Exercise |
Pull out every line below that contains the word "EBIT".

Data rows |
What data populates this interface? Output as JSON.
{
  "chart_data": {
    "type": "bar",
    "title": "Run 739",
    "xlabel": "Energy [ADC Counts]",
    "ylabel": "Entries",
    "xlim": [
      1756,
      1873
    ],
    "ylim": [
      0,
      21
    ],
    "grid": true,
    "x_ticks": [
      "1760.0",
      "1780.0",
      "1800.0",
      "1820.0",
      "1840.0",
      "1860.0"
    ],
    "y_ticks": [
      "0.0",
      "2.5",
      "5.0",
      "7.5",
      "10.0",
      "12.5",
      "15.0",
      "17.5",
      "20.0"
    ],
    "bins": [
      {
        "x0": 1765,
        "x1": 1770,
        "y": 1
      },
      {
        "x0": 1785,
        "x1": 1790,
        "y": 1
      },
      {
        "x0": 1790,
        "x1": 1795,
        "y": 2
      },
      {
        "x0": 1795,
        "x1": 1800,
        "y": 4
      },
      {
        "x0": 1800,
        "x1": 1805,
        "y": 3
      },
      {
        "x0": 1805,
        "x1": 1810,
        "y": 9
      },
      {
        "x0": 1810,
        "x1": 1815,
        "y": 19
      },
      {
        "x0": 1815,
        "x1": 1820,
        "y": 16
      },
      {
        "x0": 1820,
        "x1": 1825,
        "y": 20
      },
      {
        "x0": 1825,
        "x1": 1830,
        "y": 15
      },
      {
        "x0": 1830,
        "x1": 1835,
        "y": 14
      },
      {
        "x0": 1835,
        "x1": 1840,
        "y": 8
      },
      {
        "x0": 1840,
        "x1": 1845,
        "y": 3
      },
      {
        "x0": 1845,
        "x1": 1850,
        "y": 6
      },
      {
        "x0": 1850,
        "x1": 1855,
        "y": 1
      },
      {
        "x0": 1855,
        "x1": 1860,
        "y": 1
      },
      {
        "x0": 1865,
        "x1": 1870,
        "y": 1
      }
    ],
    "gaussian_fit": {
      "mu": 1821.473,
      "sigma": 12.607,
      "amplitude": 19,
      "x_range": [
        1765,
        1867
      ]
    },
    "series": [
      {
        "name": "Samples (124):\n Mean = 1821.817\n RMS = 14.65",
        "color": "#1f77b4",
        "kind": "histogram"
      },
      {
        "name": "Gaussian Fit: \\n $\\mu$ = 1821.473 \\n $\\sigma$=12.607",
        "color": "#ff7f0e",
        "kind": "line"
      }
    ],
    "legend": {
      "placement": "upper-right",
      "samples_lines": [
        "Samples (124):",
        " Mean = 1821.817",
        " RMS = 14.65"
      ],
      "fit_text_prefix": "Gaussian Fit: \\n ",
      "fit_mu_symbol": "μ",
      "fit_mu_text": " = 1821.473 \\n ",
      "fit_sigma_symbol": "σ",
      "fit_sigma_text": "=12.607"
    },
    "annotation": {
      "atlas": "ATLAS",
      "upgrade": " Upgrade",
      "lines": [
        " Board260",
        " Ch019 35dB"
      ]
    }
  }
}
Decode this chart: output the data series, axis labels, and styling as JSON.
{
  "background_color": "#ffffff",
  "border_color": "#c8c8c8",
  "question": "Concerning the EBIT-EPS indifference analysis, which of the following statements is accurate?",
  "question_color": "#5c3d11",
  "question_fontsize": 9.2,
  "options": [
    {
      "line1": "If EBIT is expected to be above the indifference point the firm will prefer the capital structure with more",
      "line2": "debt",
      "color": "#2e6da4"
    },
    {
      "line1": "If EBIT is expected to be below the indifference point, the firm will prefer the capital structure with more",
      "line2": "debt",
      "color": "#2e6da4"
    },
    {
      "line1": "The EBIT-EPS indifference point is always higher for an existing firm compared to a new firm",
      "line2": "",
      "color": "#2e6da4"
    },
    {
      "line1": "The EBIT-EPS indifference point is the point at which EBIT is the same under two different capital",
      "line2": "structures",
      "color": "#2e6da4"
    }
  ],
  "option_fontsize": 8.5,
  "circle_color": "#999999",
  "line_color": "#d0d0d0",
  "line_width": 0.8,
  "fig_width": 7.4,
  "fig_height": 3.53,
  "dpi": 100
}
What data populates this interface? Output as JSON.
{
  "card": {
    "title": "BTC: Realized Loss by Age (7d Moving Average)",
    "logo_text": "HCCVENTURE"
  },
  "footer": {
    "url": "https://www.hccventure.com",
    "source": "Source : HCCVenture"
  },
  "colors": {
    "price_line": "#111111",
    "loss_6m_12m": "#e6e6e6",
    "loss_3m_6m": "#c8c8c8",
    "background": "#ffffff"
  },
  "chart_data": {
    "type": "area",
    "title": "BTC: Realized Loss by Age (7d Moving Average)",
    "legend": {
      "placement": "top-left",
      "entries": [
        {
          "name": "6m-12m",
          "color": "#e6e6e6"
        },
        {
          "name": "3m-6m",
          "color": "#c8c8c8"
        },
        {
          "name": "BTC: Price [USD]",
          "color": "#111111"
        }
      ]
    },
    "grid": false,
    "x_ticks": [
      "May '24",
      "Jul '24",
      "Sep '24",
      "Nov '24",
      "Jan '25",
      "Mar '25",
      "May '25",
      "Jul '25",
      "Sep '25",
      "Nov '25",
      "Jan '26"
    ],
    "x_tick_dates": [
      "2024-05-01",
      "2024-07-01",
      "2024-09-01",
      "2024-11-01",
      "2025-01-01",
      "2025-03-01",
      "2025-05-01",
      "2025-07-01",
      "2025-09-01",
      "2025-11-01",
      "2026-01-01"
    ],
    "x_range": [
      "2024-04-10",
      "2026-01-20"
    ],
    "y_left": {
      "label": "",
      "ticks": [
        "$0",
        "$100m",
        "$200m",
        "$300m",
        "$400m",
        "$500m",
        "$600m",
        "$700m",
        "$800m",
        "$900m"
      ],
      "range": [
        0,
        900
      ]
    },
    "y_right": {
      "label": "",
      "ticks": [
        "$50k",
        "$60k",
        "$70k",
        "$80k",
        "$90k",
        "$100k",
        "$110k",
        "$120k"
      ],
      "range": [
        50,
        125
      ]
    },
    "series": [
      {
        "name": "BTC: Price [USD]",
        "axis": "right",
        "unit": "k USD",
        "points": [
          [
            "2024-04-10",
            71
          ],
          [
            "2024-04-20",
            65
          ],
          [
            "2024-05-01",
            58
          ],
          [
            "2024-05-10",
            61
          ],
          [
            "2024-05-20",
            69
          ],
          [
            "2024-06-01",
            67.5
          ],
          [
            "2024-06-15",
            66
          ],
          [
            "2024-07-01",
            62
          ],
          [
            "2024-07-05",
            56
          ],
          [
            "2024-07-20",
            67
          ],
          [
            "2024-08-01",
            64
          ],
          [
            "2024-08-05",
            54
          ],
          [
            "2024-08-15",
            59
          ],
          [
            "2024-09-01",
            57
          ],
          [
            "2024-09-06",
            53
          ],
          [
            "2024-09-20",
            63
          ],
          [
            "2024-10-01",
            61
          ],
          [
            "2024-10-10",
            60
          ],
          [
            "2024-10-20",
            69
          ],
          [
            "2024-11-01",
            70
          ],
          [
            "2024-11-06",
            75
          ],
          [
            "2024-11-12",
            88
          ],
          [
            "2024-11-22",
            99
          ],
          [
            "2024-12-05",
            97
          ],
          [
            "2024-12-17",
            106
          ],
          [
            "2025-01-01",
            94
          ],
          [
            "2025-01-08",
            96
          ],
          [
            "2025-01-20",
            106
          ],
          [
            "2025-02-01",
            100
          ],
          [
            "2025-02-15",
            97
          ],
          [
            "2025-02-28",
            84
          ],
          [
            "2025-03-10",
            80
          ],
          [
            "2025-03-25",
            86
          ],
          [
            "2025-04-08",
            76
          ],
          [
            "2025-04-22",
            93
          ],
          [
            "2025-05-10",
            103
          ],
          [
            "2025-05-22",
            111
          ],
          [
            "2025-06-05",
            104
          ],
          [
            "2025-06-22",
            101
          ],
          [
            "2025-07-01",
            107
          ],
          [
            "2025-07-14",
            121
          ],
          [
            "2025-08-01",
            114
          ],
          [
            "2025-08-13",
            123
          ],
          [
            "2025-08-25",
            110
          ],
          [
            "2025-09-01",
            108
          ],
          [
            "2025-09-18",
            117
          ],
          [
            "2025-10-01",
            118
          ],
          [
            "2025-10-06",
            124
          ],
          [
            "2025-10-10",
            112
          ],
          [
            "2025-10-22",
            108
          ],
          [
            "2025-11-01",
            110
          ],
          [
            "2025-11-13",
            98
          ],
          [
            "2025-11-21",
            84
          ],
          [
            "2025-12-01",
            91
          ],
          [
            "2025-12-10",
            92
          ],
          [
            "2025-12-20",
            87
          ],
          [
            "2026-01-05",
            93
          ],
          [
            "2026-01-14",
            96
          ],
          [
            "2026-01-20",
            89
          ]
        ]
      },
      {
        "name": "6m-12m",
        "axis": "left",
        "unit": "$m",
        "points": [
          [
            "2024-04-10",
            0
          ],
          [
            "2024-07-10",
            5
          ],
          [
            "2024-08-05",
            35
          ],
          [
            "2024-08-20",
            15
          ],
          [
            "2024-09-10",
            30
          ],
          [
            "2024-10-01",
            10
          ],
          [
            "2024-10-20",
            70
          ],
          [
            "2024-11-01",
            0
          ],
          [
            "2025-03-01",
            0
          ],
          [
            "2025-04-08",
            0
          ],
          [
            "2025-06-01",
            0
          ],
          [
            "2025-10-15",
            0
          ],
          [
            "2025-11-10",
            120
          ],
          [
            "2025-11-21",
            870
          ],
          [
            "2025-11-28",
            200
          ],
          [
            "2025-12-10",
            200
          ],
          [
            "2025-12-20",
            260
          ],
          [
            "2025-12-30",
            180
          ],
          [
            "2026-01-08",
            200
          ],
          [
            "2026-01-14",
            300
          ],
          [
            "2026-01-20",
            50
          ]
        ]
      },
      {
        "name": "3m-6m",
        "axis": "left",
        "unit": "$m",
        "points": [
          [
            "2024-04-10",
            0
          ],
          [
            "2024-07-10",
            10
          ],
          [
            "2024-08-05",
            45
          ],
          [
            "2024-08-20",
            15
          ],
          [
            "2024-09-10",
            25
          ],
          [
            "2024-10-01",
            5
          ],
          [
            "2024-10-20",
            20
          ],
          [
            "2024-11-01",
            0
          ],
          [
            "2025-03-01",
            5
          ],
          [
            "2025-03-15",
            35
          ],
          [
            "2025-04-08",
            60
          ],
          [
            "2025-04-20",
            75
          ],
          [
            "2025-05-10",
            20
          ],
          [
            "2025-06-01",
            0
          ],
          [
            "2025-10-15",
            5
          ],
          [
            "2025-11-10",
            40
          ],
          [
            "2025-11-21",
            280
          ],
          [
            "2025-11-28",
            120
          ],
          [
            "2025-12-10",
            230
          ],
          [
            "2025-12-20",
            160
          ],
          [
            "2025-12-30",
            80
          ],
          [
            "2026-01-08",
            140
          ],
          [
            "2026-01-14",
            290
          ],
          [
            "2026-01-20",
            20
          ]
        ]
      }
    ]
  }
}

Expected output |
  "question": "Concerning the EBIT-EPS indifference analysis, which of the following statements is accurate?",
      "line1": "If EBIT is expected to be above the indifference point the firm will prefer the capital structure with more",
      "line1": "If EBIT is expected to be below the indifference point, the firm will prefer the capital structure with more",
      "line1": "The EBIT-EPS indifference point is always higher for an existing firm compared to a new firm",
      "line1": "The EBIT-EPS indifference point is the point at which EBIT is the same under two different capital",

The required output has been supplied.